_INPUT_
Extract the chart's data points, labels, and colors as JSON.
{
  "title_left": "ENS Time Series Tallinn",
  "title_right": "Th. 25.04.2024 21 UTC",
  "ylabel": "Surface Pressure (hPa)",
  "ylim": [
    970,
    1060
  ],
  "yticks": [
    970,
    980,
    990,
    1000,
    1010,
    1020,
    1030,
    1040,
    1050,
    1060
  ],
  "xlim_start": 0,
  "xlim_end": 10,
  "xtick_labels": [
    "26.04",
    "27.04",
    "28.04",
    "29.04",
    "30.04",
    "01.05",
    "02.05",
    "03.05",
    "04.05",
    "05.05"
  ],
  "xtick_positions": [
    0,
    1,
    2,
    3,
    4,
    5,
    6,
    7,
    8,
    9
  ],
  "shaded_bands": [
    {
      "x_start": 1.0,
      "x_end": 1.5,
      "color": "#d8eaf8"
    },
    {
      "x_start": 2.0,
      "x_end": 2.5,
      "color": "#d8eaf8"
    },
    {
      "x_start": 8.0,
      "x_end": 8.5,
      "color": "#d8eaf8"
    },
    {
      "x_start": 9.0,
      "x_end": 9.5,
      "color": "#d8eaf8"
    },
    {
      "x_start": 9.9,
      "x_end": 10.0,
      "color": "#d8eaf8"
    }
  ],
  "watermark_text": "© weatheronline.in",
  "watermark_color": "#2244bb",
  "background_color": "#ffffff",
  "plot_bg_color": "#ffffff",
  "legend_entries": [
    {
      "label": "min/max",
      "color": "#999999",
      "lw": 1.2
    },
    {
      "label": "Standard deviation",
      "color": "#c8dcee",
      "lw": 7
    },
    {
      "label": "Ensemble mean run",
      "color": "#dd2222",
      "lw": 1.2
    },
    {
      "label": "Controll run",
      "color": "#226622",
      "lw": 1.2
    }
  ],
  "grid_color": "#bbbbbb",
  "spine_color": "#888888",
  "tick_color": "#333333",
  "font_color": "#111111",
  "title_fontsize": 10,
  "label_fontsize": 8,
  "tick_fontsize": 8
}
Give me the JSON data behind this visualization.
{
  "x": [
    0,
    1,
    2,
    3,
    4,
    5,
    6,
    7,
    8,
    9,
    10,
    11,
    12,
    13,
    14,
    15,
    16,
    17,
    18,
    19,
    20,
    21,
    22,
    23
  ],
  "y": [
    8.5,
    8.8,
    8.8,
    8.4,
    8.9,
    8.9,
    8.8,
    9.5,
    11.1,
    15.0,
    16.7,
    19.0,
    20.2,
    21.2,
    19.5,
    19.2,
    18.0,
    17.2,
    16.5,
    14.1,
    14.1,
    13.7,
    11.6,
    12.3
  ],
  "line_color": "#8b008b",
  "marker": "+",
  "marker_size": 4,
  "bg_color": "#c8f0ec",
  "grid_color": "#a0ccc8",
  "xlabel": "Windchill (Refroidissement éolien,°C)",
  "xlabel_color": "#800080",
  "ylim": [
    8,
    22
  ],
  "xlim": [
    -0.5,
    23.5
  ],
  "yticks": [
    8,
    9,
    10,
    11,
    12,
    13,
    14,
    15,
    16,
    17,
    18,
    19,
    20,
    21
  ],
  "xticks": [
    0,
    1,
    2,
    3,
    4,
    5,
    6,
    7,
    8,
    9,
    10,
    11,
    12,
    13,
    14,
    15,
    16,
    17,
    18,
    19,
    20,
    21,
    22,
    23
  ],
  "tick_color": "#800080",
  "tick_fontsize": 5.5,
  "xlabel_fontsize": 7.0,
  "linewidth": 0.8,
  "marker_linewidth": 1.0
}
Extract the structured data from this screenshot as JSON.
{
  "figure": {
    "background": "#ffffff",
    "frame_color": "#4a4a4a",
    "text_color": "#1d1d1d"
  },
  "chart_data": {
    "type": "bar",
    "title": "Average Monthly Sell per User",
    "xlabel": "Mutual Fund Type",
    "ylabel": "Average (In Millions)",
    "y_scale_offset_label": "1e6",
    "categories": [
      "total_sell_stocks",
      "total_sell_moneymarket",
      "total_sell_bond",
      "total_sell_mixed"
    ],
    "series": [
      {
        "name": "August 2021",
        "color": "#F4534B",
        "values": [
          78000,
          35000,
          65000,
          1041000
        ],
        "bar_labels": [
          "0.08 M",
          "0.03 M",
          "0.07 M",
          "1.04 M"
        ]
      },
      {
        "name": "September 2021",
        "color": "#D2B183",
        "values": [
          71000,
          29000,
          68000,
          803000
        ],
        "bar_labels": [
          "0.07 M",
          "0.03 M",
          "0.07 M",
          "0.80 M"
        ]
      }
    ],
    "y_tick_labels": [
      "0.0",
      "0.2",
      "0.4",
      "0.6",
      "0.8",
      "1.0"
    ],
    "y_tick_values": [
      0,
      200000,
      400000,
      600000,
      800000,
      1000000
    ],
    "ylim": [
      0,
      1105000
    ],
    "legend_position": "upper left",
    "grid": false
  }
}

_WHAT THE TASK ASKS_
Reproduce the records word for word.

_FINISHED ANSWER_
Extract the chart's data points, labels, and colors as JSON.
{
  "title_left": "ENS Time Series Tallinn",
  "title_right": "Th. 25.04.2024 21 UTC",
  "ylabel": "Surface Pressure (hPa)",
  "ylim": [
    970,
    1060
  ],
  "yticks": [
    970,
    980,
    990,
    1000,
    1010,
    1020,
    1030,
    1040,
    1050,
    1060
  ],
  "xlim_start": 0,
  "xlim_end": 10,
  "xtick_labels": [
    "26.04",
    "27.04",
    "28.04",
    "29.04",
    "30.04",
    "01.05",
    "02.05",
    "03.05",
    "04.05",
    "05.05"
  ],
  "xtick_positions": [
    0,
    1,
    2,
    3,
    4,
    5,
    6,
    7,
    8,
    9
  ],
  "shaded_bands": [
    {
      "x_start": 1.0,
      "x_end": 1.5,
      "color": "#d8eaf8"
    },
    {
      "x_start": 2.0,
      "x_end": 2.5,
      "color": "#d8eaf8"
    },
    {
      "x_start": 8.0,
      "x_end": 8.5,
      "color": "#d8eaf8"
    },
    {
      "x_start": 9.0,
      "x_end": 9.5,
      "color": "#d8eaf8"
    },
    {
      "x_start": 9.9,
      "x_end": 10.0,
      "color": "#d8eaf8"
    }
  ],
  "watermark_text": "© weatheronline.in",
  "watermark_color": "#2244bb",
  "background_color": "#ffffff",
  "plot_bg_color": "#ffffff",
  "legend_entries": [
    {
      "label": "min/max",
      "color": "#999999",
      "lw": 1.2
    },
    {
      "label": "Standard deviation",
      "color": "#c8dcee",
      "lw": 7
    },
    {
      "label": "Ensemble mean run",
      "color": "#dd2222",
      "lw": 1.2
    },
    {
      "label": "Controll run",
      "color": "#226622",
      "lw": 1.2
    }
  ],
  "grid_color": "#bbbbbb",
  "spine_color": "#888888",
  "tick_color": "#333333",
  "font_color": "#111111",
  "title_fontsize": 10,
  "label_fontsize": 8,
  "tick_fontsize": 8
}
Give me the JSON data behind this visualization.
{
  "x": [
    0,
    1,
    2,
    3,
    4,
    5,
    6,
    7,
    8,
    9,
    10,
    11,
    12,
    13,
    14,
    15,
    16,
    17,
    18,
    19,
    20,
    21,
    22,
    23
  ],
  "y": [
    8.5,
    8.8,
    8.8,
    8.4,
    8.9,
    8.9,
    8.8,
    9.5,
    11.1,
    15.0,
    16.7,
    19.0,
    20.2,
    21.2,
    19.5,
    19.2,
    18.0,
    17.2,
    16.5,
    14.1,
    14.1,
    13.7,
    11.6,
    12.3
  ],
  "line_color": "#8b008b",
  "marker": "+",
  "marker_size": 4,
  "bg_color": "#c8f0ec",
  "grid_color": "#a0ccc8",
  "xlabel": "Windchill (Refroidissement éolien,°C)",
  "xlabel_color": "#800080",
  "ylim": [
    8,
    22
  ],
  "xlim": [
    -0.5,
    23.5
  ],
  "yticks": [
    8,
    9,
    10,
    11,
    12,
    13,
    14,
    15,
    16,
    17,
    18,
    19,
    20,
    21
  ],
  "xticks": [
    0,
    1,
    2,
    3,
    4,
    5,
    6,
    7,
    8,
    9,
    10,
    11,
    12,
    13,
    14,
    15,
    16,
    17,
    18,
    19,
    20,
    21,
    22,
    23
  ],
  "tick_color": "#800080",
  "tick_fontsize": 5.5,
  "xlabel_fontsize": 7.0,
  "linewidth": 0.8,
  "marker_linewidth": 1.0
}
Extract the structured data from this screenshot as JSON.
{
  "figure": {
    "background": "#ffffff",
    "frame_color": "#4a4a4a",
    "text_color": "#1d1d1d"
  },
  "chart_data": {
    "type": "bar",
    "title": "Average Monthly Sell per User",
    "xlabel": "Mutual Fund Type",
    "ylabel": "Average (In Millions)",
    "y_scale_offset_label": "1e6",
    "categories": [
      "total_sell_stocks",
      "total_sell_moneymarket",
      "total_sell_bond",
      "total_sell_mixed"
    ],
    "series": [
      {
        "name": "August 2021",
        "color": "#F4534B",
        "values": [
          78000,
          35000,
          65000,
          1041000
        ],
        "bar_labels": [
          "0.08 M",
          "0.03 M",
          "0.07 M",
          "1.04 M"
        ]
      },
      {
        "name": "September 2021",
        "color": "#D2B183",
        "values": [
          71000,
          29000,
          68000,
          803000
        ],
        "bar_labels": [
          "0.07 M",
          "0.03 M",
          "0.07 M",
          "0.80 M"
        ]
      }
    ],
    "y_tick_labels": [
      "0.0",
      "0.2",
      "0.4",
      "0.6",
      "0.8",
      "1.0"
    ],
    "y_tick_values": [
      0,
      200000,
      400000,
      600000,
      800000,
      1000000
    ],
    "ylim": [
      0,
      1105000
    ],
    "legend_position": "upper left",
    "grid": false
  }
}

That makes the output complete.